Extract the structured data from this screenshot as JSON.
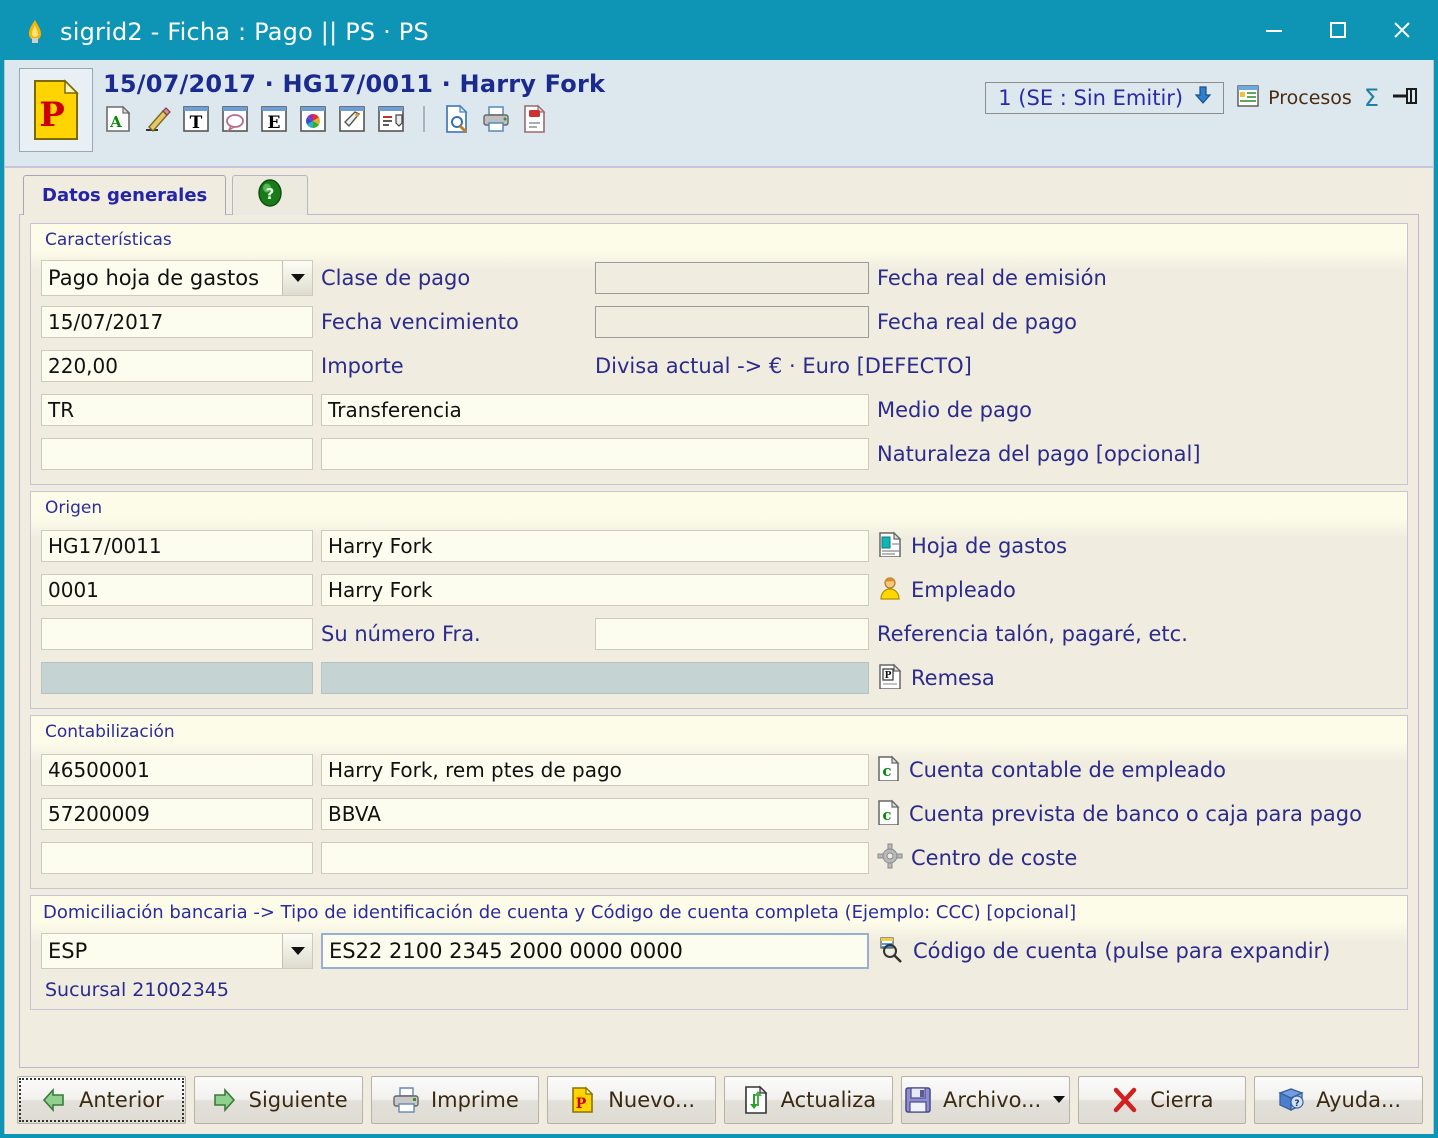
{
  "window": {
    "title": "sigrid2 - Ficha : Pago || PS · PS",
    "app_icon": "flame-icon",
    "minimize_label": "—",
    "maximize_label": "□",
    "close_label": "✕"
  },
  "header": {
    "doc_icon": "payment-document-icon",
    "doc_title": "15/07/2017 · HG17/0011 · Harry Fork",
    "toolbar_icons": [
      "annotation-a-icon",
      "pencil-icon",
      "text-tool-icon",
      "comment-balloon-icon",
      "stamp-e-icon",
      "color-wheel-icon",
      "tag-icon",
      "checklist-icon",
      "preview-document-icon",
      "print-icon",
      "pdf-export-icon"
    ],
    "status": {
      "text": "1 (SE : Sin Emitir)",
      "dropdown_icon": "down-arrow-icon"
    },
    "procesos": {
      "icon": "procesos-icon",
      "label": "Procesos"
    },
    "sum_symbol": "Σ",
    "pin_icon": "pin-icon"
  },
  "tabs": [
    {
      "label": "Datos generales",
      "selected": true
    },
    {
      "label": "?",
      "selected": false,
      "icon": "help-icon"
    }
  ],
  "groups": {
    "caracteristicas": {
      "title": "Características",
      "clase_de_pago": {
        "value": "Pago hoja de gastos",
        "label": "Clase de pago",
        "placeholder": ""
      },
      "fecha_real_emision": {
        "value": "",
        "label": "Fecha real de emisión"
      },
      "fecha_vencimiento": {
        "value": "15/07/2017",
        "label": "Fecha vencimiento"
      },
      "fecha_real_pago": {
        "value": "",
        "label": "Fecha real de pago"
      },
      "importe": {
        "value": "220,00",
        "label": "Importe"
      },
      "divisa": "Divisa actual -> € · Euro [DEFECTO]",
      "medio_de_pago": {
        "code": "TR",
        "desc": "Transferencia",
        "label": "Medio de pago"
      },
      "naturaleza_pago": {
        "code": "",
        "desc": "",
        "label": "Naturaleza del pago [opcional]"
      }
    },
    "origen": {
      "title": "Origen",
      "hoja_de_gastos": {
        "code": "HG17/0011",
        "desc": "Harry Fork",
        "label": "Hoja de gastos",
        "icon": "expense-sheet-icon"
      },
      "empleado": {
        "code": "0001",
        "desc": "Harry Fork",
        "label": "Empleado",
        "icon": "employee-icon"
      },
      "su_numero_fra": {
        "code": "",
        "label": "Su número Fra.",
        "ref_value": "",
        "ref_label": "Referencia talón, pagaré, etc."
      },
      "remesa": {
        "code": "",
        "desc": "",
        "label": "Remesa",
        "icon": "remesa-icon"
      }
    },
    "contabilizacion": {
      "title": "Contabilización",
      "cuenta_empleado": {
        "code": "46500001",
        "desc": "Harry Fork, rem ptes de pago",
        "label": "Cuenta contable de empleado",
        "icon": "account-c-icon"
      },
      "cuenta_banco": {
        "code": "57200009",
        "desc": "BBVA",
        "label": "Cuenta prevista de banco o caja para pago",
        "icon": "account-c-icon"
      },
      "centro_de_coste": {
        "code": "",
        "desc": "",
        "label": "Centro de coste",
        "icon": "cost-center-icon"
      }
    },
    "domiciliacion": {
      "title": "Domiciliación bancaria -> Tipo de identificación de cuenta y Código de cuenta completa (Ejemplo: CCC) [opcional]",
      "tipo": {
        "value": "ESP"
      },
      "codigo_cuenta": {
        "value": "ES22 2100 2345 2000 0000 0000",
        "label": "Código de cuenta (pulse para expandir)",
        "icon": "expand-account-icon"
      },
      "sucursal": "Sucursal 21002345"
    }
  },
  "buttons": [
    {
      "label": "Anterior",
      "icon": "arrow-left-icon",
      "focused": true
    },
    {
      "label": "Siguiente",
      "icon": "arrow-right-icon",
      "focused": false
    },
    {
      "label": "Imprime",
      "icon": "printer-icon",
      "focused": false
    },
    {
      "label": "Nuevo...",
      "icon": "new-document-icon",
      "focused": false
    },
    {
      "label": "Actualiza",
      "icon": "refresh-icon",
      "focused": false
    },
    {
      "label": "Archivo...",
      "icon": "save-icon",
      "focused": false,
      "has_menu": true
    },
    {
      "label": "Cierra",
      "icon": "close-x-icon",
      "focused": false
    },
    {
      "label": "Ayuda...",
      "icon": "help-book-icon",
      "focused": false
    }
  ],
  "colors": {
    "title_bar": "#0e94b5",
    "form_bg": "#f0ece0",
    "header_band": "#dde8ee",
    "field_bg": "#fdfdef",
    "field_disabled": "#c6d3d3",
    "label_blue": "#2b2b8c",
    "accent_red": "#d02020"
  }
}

=-=-=

EXERCISE TASK
Restate the listing above word for word, and skip the pictures.

EXERCISE ANSWER
Extract the structured data from this screenshot as JSON.
{
  "window": {
    "title": "sigrid2 - Ficha : Pago || PS · PS",
    "app_icon": "flame-icon",
    "minimize_label": "—",
    "maximize_label": "□",
    "close_label": "✕"
  },
  "header": {
    "doc_icon": "payment-document-icon",
    "doc_title": "15/07/2017 · HG17/0011 · Harry Fork",
    "toolbar_icons": [
      "annotation-a-icon",
      "pencil-icon",
      "text-tool-icon",
      "comment-balloon-icon",
      "stamp-e-icon",
      "color-wheel-icon",
      "tag-icon",
      "checklist-icon",
      "preview-document-icon",
      "print-icon",
      "pdf-export-icon"
    ],
    "status": {
      "text": "1 (SE : Sin Emitir)",
      "dropdown_icon": "down-arrow-icon"
    },
    "procesos": {
      "icon": "procesos-icon",
      "label": "Procesos"
    },
    "sum_symbol": "Σ",
    "pin_icon": "pin-icon"
  },
  "tabs": [
    {
      "label": "Datos generales",
      "selected": true
    },
    {
      "label": "?",
      "selected": false,
      "icon": "help-icon"
    }
  ],
  "groups": {
    "caracteristicas": {
      "title": "Características",
      "clase_de_pago": {
        "value": "Pago hoja de gastos",
        "label": "Clase de pago",
        "placeholder": ""
      },
      "fecha_real_emision": {
        "value": "",
        "label": "Fecha real de emisión"
      },
      "fecha_vencimiento": {
        "value": "15/07/2017",
        "label": "Fecha vencimiento"
      },
      "fecha_real_pago": {
        "value": "",
        "label": "Fecha real de pago"
      },
      "importe": {
        "value": "220,00",
        "label": "Importe"
      },
      "divisa": "Divisa actual -> € · Euro [DEFECTO]",
      "medio_de_pago": {
        "code": "TR",
        "desc": "Transferencia",
        "label": "Medio de pago"
      },
      "naturaleza_pago": {
        "code": "",
        "desc": "",
        "label": "Naturaleza del pago [opcional]"
      }
    },
    "origen": {
      "title": "Origen",
      "hoja_de_gastos": {
        "code": "HG17/0011",
        "desc": "Harry Fork",
        "label": "Hoja de gastos",
        "icon": "expense-sheet-icon"
      },
      "empleado": {
        "code": "0001",
        "desc": "Harry Fork",
        "label": "Empleado",
        "icon": "employee-icon"
      },
      "su_numero_fra": {
        "code": "",
        "label": "Su número Fra.",
        "ref_value": "",
        "ref_label": "Referencia talón, pagaré, etc."
      },
      "remesa": {
        "code": "",
        "desc": "",
        "label": "Remesa",
        "icon": "remesa-icon"
      }
    },
    "contabilizacion": {
      "title": "Contabilización",
      "cuenta_empleado": {
        "code": "46500001",
        "desc": "Harry Fork, rem ptes de pago",
        "label": "Cuenta contable de empleado",
        "icon": "account-c-icon"
      },
      "cuenta_banco": {
        "code": "57200009",
        "desc": "BBVA",
        "label": "Cuenta prevista de banco o caja para pago",
        "icon": "account-c-icon"
      },
      "centro_de_coste": {
        "code": "",
        "desc": "",
        "label": "Centro de coste",
        "icon": "cost-center-icon"
      }
    },
    "domiciliacion": {
      "title": "Domiciliación bancaria -> Tipo de identificación de cuenta y Código de cuenta completa (Ejemplo: CCC) [opcional]",
      "tipo": {
        "value": "ESP"
      },
      "codigo_cuenta": {
        "value": "ES22 2100 2345 2000 0000 0000",
        "label": "Código de cuenta (pulse para expandir)",
        "icon": "expand-account-icon"
      },
      "sucursal": "Sucursal 21002345"
    }
  },
  "buttons": [
    {
      "label": "Anterior",
      "icon": "arrow-left-icon",
      "focused": true
    },
    {
      "label": "Siguiente",
      "icon": "arrow-right-icon",
      "focused": false
    },
    {
      "label": "Imprime",
      "icon": "printer-icon",
      "focused": false
    },
    {
      "label": "Nuevo...",
      "icon": "new-document-icon",
      "focused": false
    },
    {
      "label": "Actualiza",
      "icon": "refresh-icon",
      "focused": false
    },
    {
      "label": "Archivo...",
      "icon": "save-icon",
      "focused": false,
      "has_menu": true
    },
    {
      "label": "Cierra",
      "icon": "close-x-icon",
      "focused": false
    },
    {
      "label": "Ayuda...",
      "icon": "help-book-icon",
      "focused": false
    }
  ],
  "colors": {
    "title_bar": "#0e94b5",
    "form_bg": "#f0ece0",
    "header_band": "#dde8ee",
    "field_bg": "#fdfdef",
    "field_disabled": "#c6d3d3",
    "label_blue": "#2b2b8c",
    "accent_red": "#d02020"
  }
}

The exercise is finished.